▶ [DIRECTION]: Reproduce the listing below character for character; drop every image.

▶ [Data excerpts]:
===
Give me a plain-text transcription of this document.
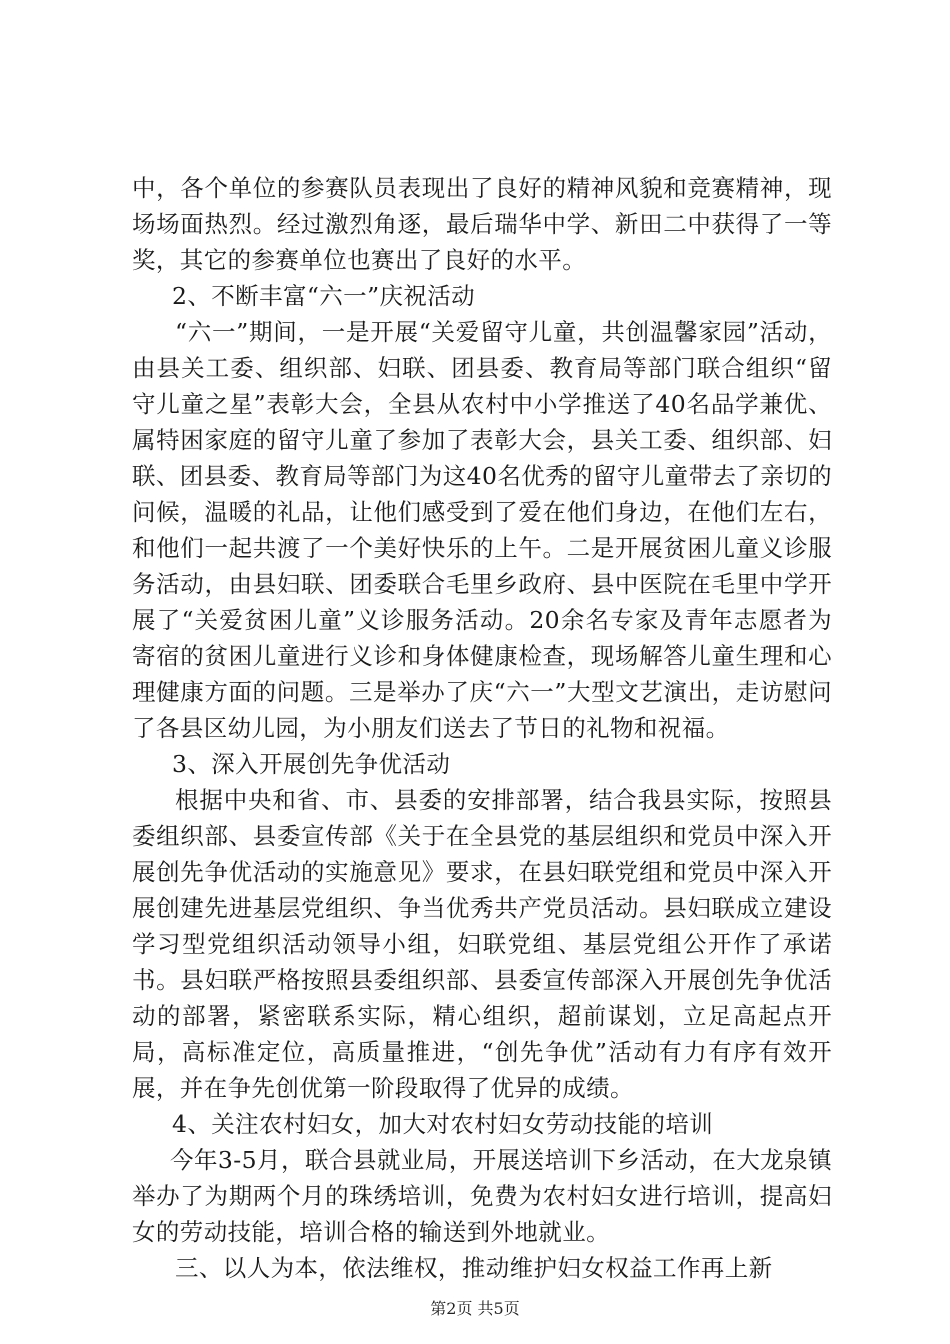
中，各个单位的参赛队员表现出了良好的精神风貌和竞赛精神，现场场面热烈。经过激烈角逐，最后瑞华中学、新田二中获得了一等奖，其它的参赛单位也赛出了良好的水平。

2、不断丰富“六一”庆祝活动

“六一”期间，一是开展“关爱留守儿童，共创温馨家园”活动，由县关工委、组织部、妇联、团县委、教育局等部门联合组织“留守儿童之星”表彰大会，全县从农村中小学推送了40名品学兼优、属特困家庭的留守儿童了参加了表彰大会，县关工委、组织部、妇联、团县委、教育局等部门为这40名优秀的留守儿童带去了亲切的问候，温暖的礼品，让他们感受到了爱在他们身边，在他们左右，和他们一起共渡了一个美好快乐的上午。二是开展贫困儿童义诊服务活动，由县妇联、团委联合毛里乡政府、县中医院在毛里中学开展了“关爱贫困儿童”义诊服务活动。20余名专家及青年志愿者为寄宿的贫困儿童进行义诊和身体健康检查，现场解答儿童生理和心理健康方面的问题。三是举办了庆“六一”大型文艺演出，走访慰问了各县区幼儿园，为小朋友们送去了节日的礼物和祝福。

3、深入开展创先争优活动

根据中央和省、市、县委的安排部署，结合我县实际，按照县委组织部、县委宣传部《关于在全县党的基层组织和党员中深入开展创先争优活动的实施意见》要求，在县妇联党组和党员中深入开展创建先进基层党组织、争当优秀共产党员活动。县妇联成立建设学习型党组织活动领导小组，妇联党组、基层党组公开作了承诺书。县妇联严格按照县委组织部、县委宣传部深入开展创先争优活动的部署，紧密联系实际，精心组织，超前谋划，立足高起点开局，高标准定位，高质量推进，“创先争优”活动有力有序有效开展，并在争先创优第一阶段取得了优异的成绩。

4、关注农村妇女，加大对农村妇女劳动技能的培训

今年3-5月，联合县就业局，开展送培训下乡活动，在大龙泉镇举办了为期两个月的珠绣培训，免费为农村妇女进行培训，提高妇女的劳动技能，培训合格的输送到外地就业。

三、以人为本，依法维权，推动维护妇女权益工作再上新

第2页 共5页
===
▶ [OUTPUT OF THE EXERCISE]:
Give me a plain-text transcription of this document.
中，各个单位的参赛队员表现出了良好的精神风貌和竞赛精神，现场场面热烈。经过激烈角逐，最后瑞华中学、新田二中获得了一等奖，其它的参赛单位也赛出了良好的水平。

2、不断丰富“六一”庆祝活动

“六一”期间，一是开展“关爱留守儿童，共创温馨家园”活动，由县关工委、组织部、妇联、团县委、教育局等部门联合组织“留守儿童之星”表彰大会，全县从农村中小学推送了40名品学兼优、属特困家庭的留守儿童了参加了表彰大会，县关工委、组织部、妇联、团县委、教育局等部门为这40名优秀的留守儿童带去了亲切的问候，温暖的礼品，让他们感受到了爱在他们身边，在他们左右，和他们一起共渡了一个美好快乐的上午。二是开展贫困儿童义诊服务活动，由县妇联、团委联合毛里乡政府、县中医院在毛里中学开展了“关爱贫困儿童”义诊服务活动。20余名专家及青年志愿者为寄宿的贫困儿童进行义诊和身体健康检查，现场解答儿童生理和心理健康方面的问题。三是举办了庆“六一”大型文艺演出，走访慰问了各县区幼儿园，为小朋友们送去了节日的礼物和祝福。

3、深入开展创先争优活动

根据中央和省、市、县委的安排部署，结合我县实际，按照县委组织部、县委宣传部《关于在全县党的基层组织和党员中深入开展创先争优活动的实施意见》要求，在县妇联党组和党员中深入开展创建先进基层党组织、争当优秀共产党员活动。县妇联成立建设学习型党组织活动领导小组，妇联党组、基层党组公开作了承诺书。县妇联严格按照县委组织部、县委宣传部深入开展创先争优活动的部署，紧密联系实际，精心组织，超前谋划，立足高起点开局，高标准定位，高质量推进，“创先争优”活动有力有序有效开展，并在争先创优第一阶段取得了优异的成绩。

4、关注农村妇女，加大对农村妇女劳动技能的培训

今年3-5月，联合县就业局，开展送培训下乡活动，在大龙泉镇举办了为期两个月的珠绣培训，免费为农村妇女进行培训，提高妇女的劳动技能，培训合格的输送到外地就业。

三、以人为本，依法维权，推动维护妇女权益工作再上新

第2页 共5页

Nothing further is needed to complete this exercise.